*Objective*
Repeat the entries that follow verbatim, without any of their pictures.

──────── Exercise inputs ────────

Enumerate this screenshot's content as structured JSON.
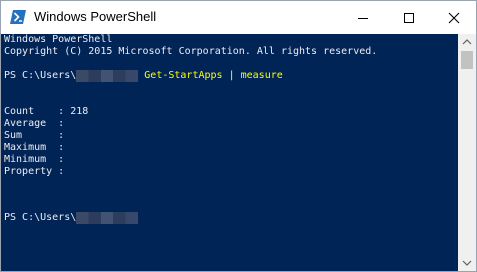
{
  "window": {
    "title": "Windows PowerShell"
  },
  "console": {
    "lines": [
      "Windows PowerShell",
      "Copyright (C) 2015 Microsoft Corporation. All rights reserved.",
      "",
      "",
      "",
      "Count    : 218",
      "Average  :",
      "Sum      :",
      "Maximum  :",
      "Minimum  :",
      "Property :"
    ],
    "prompt1_prefix": "PS C:\\Users\\",
    "prompt1_command": "Get-StartApps | measure",
    "prompt2_prefix": "PS C:\\Users\\"
  },
  "colors": {
    "console_bg": "#012456",
    "console_text": "#eeedf0",
    "command_text": "#ffff00"
  },
  "icons": {
    "app": "powershell-icon",
    "minimize": "minimize-icon",
    "maximize": "maximize-icon",
    "close": "close-icon"
  }
}
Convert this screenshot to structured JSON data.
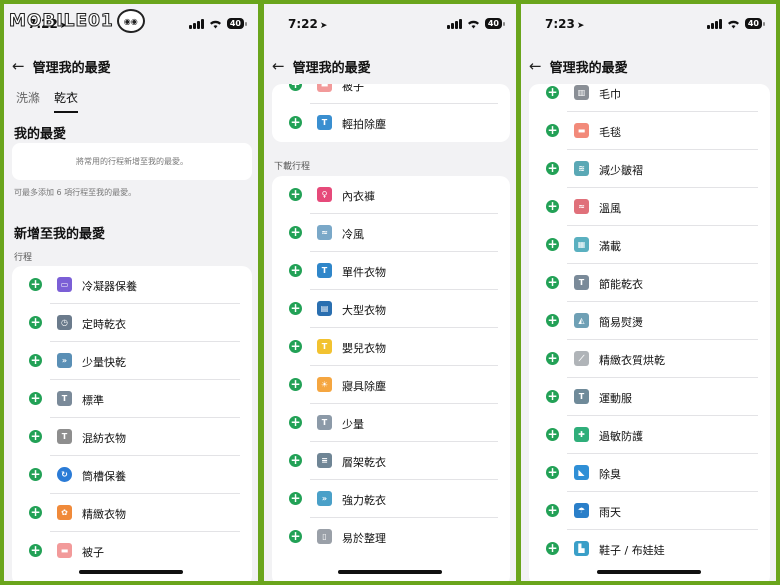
{
  "watermark": "MOBILE01",
  "panels": [
    {
      "time": "7:22",
      "battery": "40",
      "title": "管理我的最愛",
      "tabs": [
        "洗滌",
        "乾衣"
      ],
      "favorites_title": "我的最愛",
      "favorites_empty": "將常用的行程新增至我的最愛。",
      "favorites_note": "可最多添加 6 項行程至我的最愛。",
      "add_title": "新增至我的最愛",
      "course_label": "行程",
      "items": [
        "冷凝器保養",
        "定時乾衣",
        "少量快乾",
        "標準",
        "混紡衣物",
        "筒槽保養",
        "精緻衣物",
        "被子"
      ]
    },
    {
      "time": "7:22",
      "battery": "40",
      "title": "管理我的最愛",
      "top_items": [
        "被子",
        "輕拍除塵"
      ],
      "download_label": "下載行程",
      "items": [
        "內衣褲",
        "冷風",
        "單件衣物",
        "大型衣物",
        "嬰兒衣物",
        "寢具除塵",
        "少量",
        "層架乾衣",
        "強力乾衣",
        "易於整理"
      ]
    },
    {
      "time": "7:23",
      "battery": "40",
      "title": "管理我的最愛",
      "items": [
        "毛巾",
        "毛毯",
        "減少皺褶",
        "溫風",
        "滿載",
        "節能乾衣",
        "簡易熨燙",
        "精緻衣質烘乾",
        "運動服",
        "過敏防護",
        "除臭",
        "雨天",
        "鞋子 / 布娃娃"
      ]
    }
  ],
  "colors": {
    "accent_green": "#22a156",
    "frame_green": "#6aa51c"
  }
}
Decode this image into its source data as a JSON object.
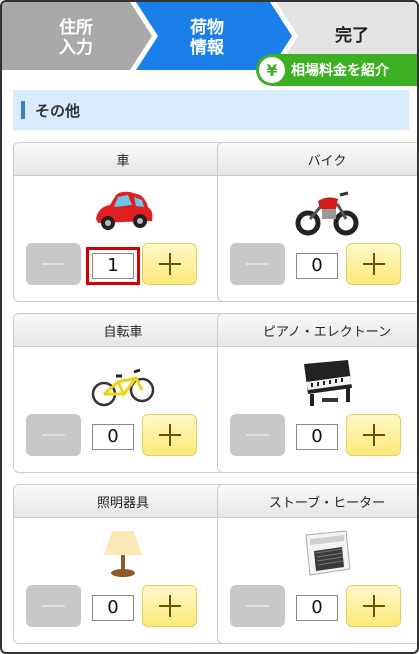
{
  "steps": [
    {
      "label": "住所\n入力",
      "state": "done"
    },
    {
      "label": "荷物\n情報",
      "state": "current"
    },
    {
      "label": "完了",
      "state": "pending"
    }
  ],
  "price_button": {
    "label": "相場料金を紹介",
    "icon": "yen-icon",
    "icon_glyph": "¥"
  },
  "section": {
    "title": "その他"
  },
  "items": [
    {
      "name": "車",
      "qty": "1",
      "icon": "car-icon"
    },
    {
      "name": "バイク",
      "qty": "0",
      "icon": "motorcycle-icon"
    },
    {
      "name": "自転車",
      "qty": "0",
      "icon": "bicycle-icon"
    },
    {
      "name": "ピアノ・エレクトーン",
      "qty": "0",
      "icon": "piano-icon"
    },
    {
      "name": "照明器具",
      "qty": "0",
      "icon": "lamp-icon"
    },
    {
      "name": "ストーブ・ヒーター",
      "qty": "0",
      "icon": "heater-icon"
    }
  ],
  "colors": {
    "step_done": "#a9a9a9",
    "step_current": "#1a7fe8",
    "step_pending": "#e4e4e4",
    "accent_green": "#3cb022"
  }
}
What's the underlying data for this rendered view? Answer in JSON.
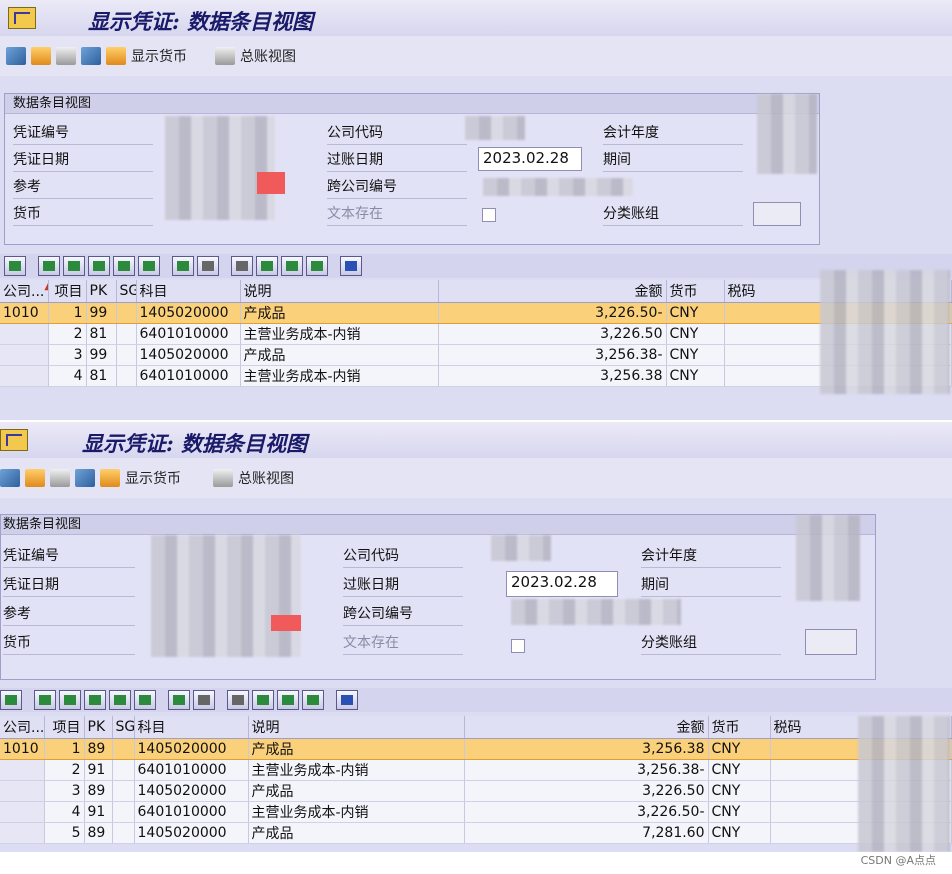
{
  "screen1": {
    "title": "显示凭证: 数据条目视图",
    "toolbar": {
      "currency_label": "显示货币",
      "ledger_label": "总账视图"
    },
    "header_group": {
      "title": "数据条目视图",
      "labels": [
        "凭证编号",
        "凭证日期",
        "参考",
        "货币",
        "公司代码",
        "过账日期",
        "跨公司编号",
        "文本存在",
        "会计年度",
        "期间",
        "分类账组"
      ],
      "posting_date": "2023.02.28"
    },
    "columns": [
      "公司...",
      "项目",
      "PK",
      "SG",
      "科目",
      "说明",
      "金额",
      "货币",
      "税码"
    ],
    "rows": [
      {
        "company": "1010",
        "item": "1",
        "pk": "99",
        "sg": "",
        "account": "1405020000",
        "text": "产成品",
        "amount": "3,226.50-",
        "currency": "CNY"
      },
      {
        "company": "",
        "item": "2",
        "pk": "81",
        "sg": "",
        "account": "6401010000",
        "text": "主营业务成本-内销",
        "amount": "3,226.50",
        "currency": "CNY"
      },
      {
        "company": "",
        "item": "3",
        "pk": "99",
        "sg": "",
        "account": "1405020000",
        "text": "产成品",
        "amount": "3,256.38-",
        "currency": "CNY"
      },
      {
        "company": "",
        "item": "4",
        "pk": "81",
        "sg": "",
        "account": "6401010000",
        "text": "主营业务成本-内销",
        "amount": "3,256.38",
        "currency": "CNY"
      }
    ]
  },
  "screen2": {
    "title": "显示凭证: 数据条目视图",
    "toolbar": {
      "currency_label": "显示货币",
      "ledger_label": "总账视图"
    },
    "header_group": {
      "title": "数据条目视图",
      "labels": [
        "凭证编号",
        "凭证日期",
        "参考",
        "货币",
        "公司代码",
        "过账日期",
        "跨公司编号",
        "文本存在",
        "会计年度",
        "期间",
        "分类账组"
      ],
      "posting_date": "2023.02.28"
    },
    "columns": [
      "公司...",
      "项目",
      "PK",
      "SG",
      "科目",
      "说明",
      "金额",
      "货币",
      "税码"
    ],
    "rows": [
      {
        "company": "1010",
        "item": "1",
        "pk": "89",
        "sg": "",
        "account": "1405020000",
        "text": "产成品",
        "amount": "3,256.38",
        "currency": "CNY"
      },
      {
        "company": "",
        "item": "2",
        "pk": "91",
        "sg": "",
        "account": "6401010000",
        "text": "主营业务成本-内销",
        "amount": "3,256.38-",
        "currency": "CNY"
      },
      {
        "company": "",
        "item": "3",
        "pk": "89",
        "sg": "",
        "account": "1405020000",
        "text": "产成品",
        "amount": "3,226.50",
        "currency": "CNY"
      },
      {
        "company": "",
        "item": "4",
        "pk": "91",
        "sg": "",
        "account": "6401010000",
        "text": "主营业务成本-内销",
        "amount": "3,226.50-",
        "currency": "CNY"
      },
      {
        "company": "",
        "item": "5",
        "pk": "89",
        "sg": "",
        "account": "1405020000",
        "text": "产成品",
        "amount": "7,281.60",
        "currency": "CNY"
      }
    ]
  },
  "watermark": "CSDN @A点点"
}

────────

*Output below*
Enumerate this screenshot's content as structured JSON.
{
  "window": {
    "title": "Windows PowerShell"
  },
  "console": {
    "lines": [
      "Windows PowerShell",
      "Copyright (C) 2015 Microsoft Corporation. All rights reserved.",
      "",
      "",
      "",
      "Count    : 218",
      "Average  :",
      "Sum      :",
      "Maximum  :",
      "Minimum  :",
      "Property :"
    ],
    "prompt1_prefix": "PS C:\\Users\\",
    "prompt1_command": "Get-StartApps | measure",
    "prompt2_prefix": "PS C:\\Users\\"
  },
  "colors": {
    "console_bg": "#012456",
    "console_text": "#eeedf0",
    "command_text": "#ffff00"
  },
  "icons": {
    "app": "powershell-icon",
    "minimize": "minimize-icon",
    "maximize": "maximize-icon",
    "close": "close-icon"
  }
}
Convert this screenshot to structured JSON data.
{
  "watermark": "MOBILE01",
  "panels": [
    {
      "time": "7:22",
      "battery": "40",
      "title": "管理我的最愛",
      "tabs": [
        "洗滌",
        "乾衣"
      ],
      "favorites_title": "我的最愛",
      "favorites_empty": "將常用的行程新增至我的最愛。",
      "favorites_note": "可最多添加 6 項行程至我的最愛。",
      "add_title": "新增至我的最愛",
      "course_label": "行程",
      "items": [
        "冷凝器保養",
        "定時乾衣",
        "少量快乾",
        "標準",
        "混紡衣物",
        "筒槽保養",
        "精緻衣物",
        "被子"
      ]
    },
    {
      "time": "7:22",
      "battery": "40",
      "title": "管理我的最愛",
      "top_items": [
        "被子",
        "輕拍除塵"
      ],
      "download_label": "下載行程",
      "items": [
        "內衣褲",
        "冷風",
        "單件衣物",
        "大型衣物",
        "嬰兒衣物",
        "寢具除塵",
        "少量",
        "層架乾衣",
        "強力乾衣",
        "易於整理"
      ]
    },
    {
      "time": "7:23",
      "battery": "40",
      "title": "管理我的最愛",
      "items": [
        "毛巾",
        "毛毯",
        "減少皺褶",
        "溫風",
        "滿載",
        "節能乾衣",
        "簡易熨燙",
        "精緻衣質烘乾",
        "運動服",
        "過敏防護",
        "除臭",
        "雨天",
        "鞋子 / 布娃娃"
      ]
    }
  ],
  "colors": {
    "accent_green": "#22a156",
    "frame_green": "#6aa51c"
  }
}
Decode this image into its source data as a JSON object.
{
  "steps": [
    {
      "label": "住所\n入力",
      "state": "done"
    },
    {
      "label": "荷物\n情報",
      "state": "current"
    },
    {
      "label": "完了",
      "state": "pending"
    }
  ],
  "price_button": {
    "label": "相場料金を紹介",
    "icon": "yen-icon",
    "icon_glyph": "¥"
  },
  "section": {
    "title": "その他"
  },
  "items": [
    {
      "name": "車",
      "qty": "1",
      "icon": "car-icon"
    },
    {
      "name": "バイク",
      "qty": "0",
      "icon": "motorcycle-icon"
    },
    {
      "name": "自転車",
      "qty": "0",
      "icon": "bicycle-icon"
    },
    {
      "name": "ピアノ・エレクトーン",
      "qty": "0",
      "icon": "piano-icon"
    },
    {
      "name": "照明器具",
      "qty": "0",
      "icon": "lamp-icon"
    },
    {
      "name": "ストーブ・ヒーター",
      "qty": "0",
      "icon": "heater-icon"
    }
  ],
  "colors": {
    "step_done": "#a9a9a9",
    "step_current": "#1a7fe8",
    "step_pending": "#e4e4e4",
    "accent_green": "#3cb022"
  }
}
What's the underlying data for this rendered view? Answer in JSON.
{
  "screen1": {
    "title": "显示凭证: 数据条目视图",
    "toolbar": {
      "currency_label": "显示货币",
      "ledger_label": "总账视图"
    },
    "header_group": {
      "title": "数据条目视图",
      "labels": [
        "凭证编号",
        "凭证日期",
        "参考",
        "货币",
        "公司代码",
        "过账日期",
        "跨公司编号",
        "文本存在",
        "会计年度",
        "期间",
        "分类账组"
      ],
      "posting_date": "2023.02.28"
    },
    "columns": [
      "公司...",
      "项目",
      "PK",
      "SG",
      "科目",
      "说明",
      "金额",
      "货币",
      "税码"
    ],
    "rows": [
      {
        "company": "1010",
        "item": "1",
        "pk": "99",
        "sg": "",
        "account": "1405020000",
        "text": "产成品",
        "amount": "3,226.50-",
        "currency": "CNY"
      },
      {
        "company": "",
        "item": "2",
        "pk": "81",
        "sg": "",
        "account": "6401010000",
        "text": "主营业务成本-内销",
        "amount": "3,226.50",
        "currency": "CNY"
      },
      {
        "company": "",
        "item": "3",
        "pk": "99",
        "sg": "",
        "account": "1405020000",
        "text": "产成品",
        "amount": "3,256.38-",
        "currency": "CNY"
      },
      {
        "company": "",
        "item": "4",
        "pk": "81",
        "sg": "",
        "account": "6401010000",
        "text": "主营业务成本-内销",
        "amount": "3,256.38",
        "currency": "CNY"
      }
    ]
  },
  "screen2": {
    "title": "显示凭证: 数据条目视图",
    "toolbar": {
      "currency_label": "显示货币",
      "ledger_label": "总账视图"
    },
    "header_group": {
      "title": "数据条目视图",
      "labels": [
        "凭证编号",
        "凭证日期",
        "参考",
        "货币",
        "公司代码",
        "过账日期",
        "跨公司编号",
        "文本存在",
        "会计年度",
        "期间",
        "分类账组"
      ],
      "posting_date": "2023.02.28"
    },
    "columns": [
      "公司...",
      "项目",
      "PK",
      "SG",
      "科目",
      "说明",
      "金额",
      "货币",
      "税码"
    ],
    "rows": [
      {
        "company": "1010",
        "item": "1",
        "pk": "89",
        "sg": "",
        "account": "1405020000",
        "text": "产成品",
        "amount": "3,256.38",
        "currency": "CNY"
      },
      {
        "company": "",
        "item": "2",
        "pk": "91",
        "sg": "",
        "account": "6401010000",
        "text": "主营业务成本-内销",
        "amount": "3,256.38-",
        "currency": "CNY"
      },
      {
        "company": "",
        "item": "3",
        "pk": "89",
        "sg": "",
        "account": "1405020000",
        "text": "产成品",
        "amount": "3,226.50",
        "currency": "CNY"
      },
      {
        "company": "",
        "item": "4",
        "pk": "91",
        "sg": "",
        "account": "6401010000",
        "text": "主营业务成本-内销",
        "amount": "3,226.50-",
        "currency": "CNY"
      },
      {
        "company": "",
        "item": "5",
        "pk": "89",
        "sg": "",
        "account": "1405020000",
        "text": "产成品",
        "amount": "7,281.60",
        "currency": "CNY"
      }
    ]
  },
  "watermark": "CSDN @A点点"
}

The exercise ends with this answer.